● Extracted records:
/---

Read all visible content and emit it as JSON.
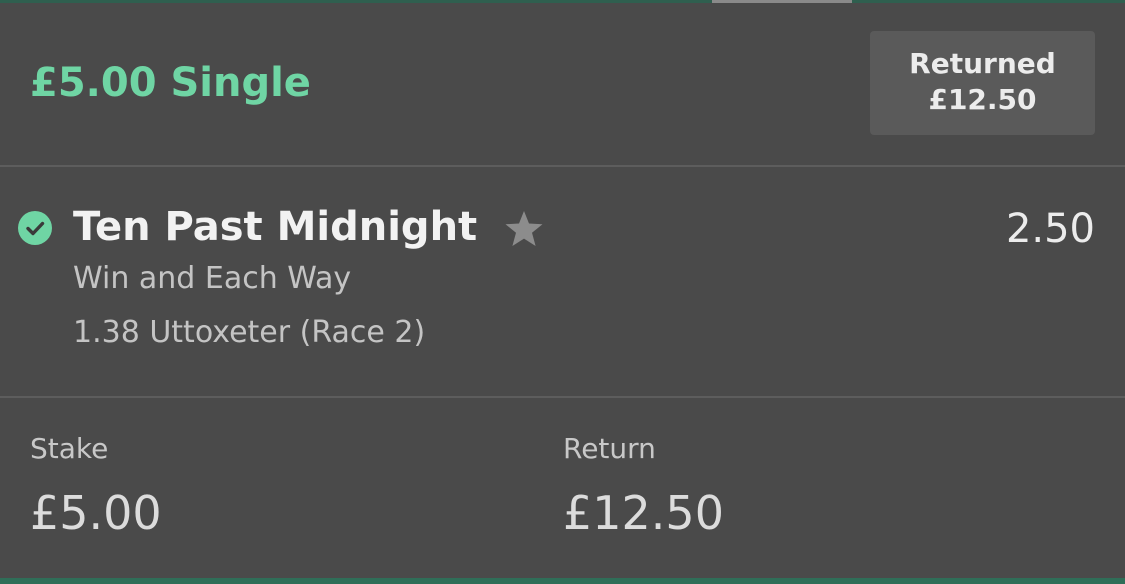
{
  "header": {
    "bet_title": "£5.00 Single",
    "returned_label": "Returned",
    "returned_amount": "£12.50"
  },
  "selection": {
    "name": "Ten Past Midnight",
    "odds": "2.50",
    "market": "Win and Each Way",
    "event": "1.38 Uttoxeter (Race 2)",
    "status_icon": "check-circle-icon",
    "favourite_icon": "star-icon"
  },
  "footer": {
    "stake_label": "Stake",
    "stake_value": "£5.00",
    "return_label": "Return",
    "return_value": "£12.50"
  },
  "colors": {
    "background": "#4a4a4a",
    "accent_green": "#6fd5a4",
    "returned_box": "#5a5a5a",
    "star_grey": "#8c8c8c"
  }
}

\---

● Description of the task: Which lines hold the word "icon"? Copy all of them.

● Correct answer:
    "status_icon": "check-circle-icon",
    "favourite_icon": "star-icon"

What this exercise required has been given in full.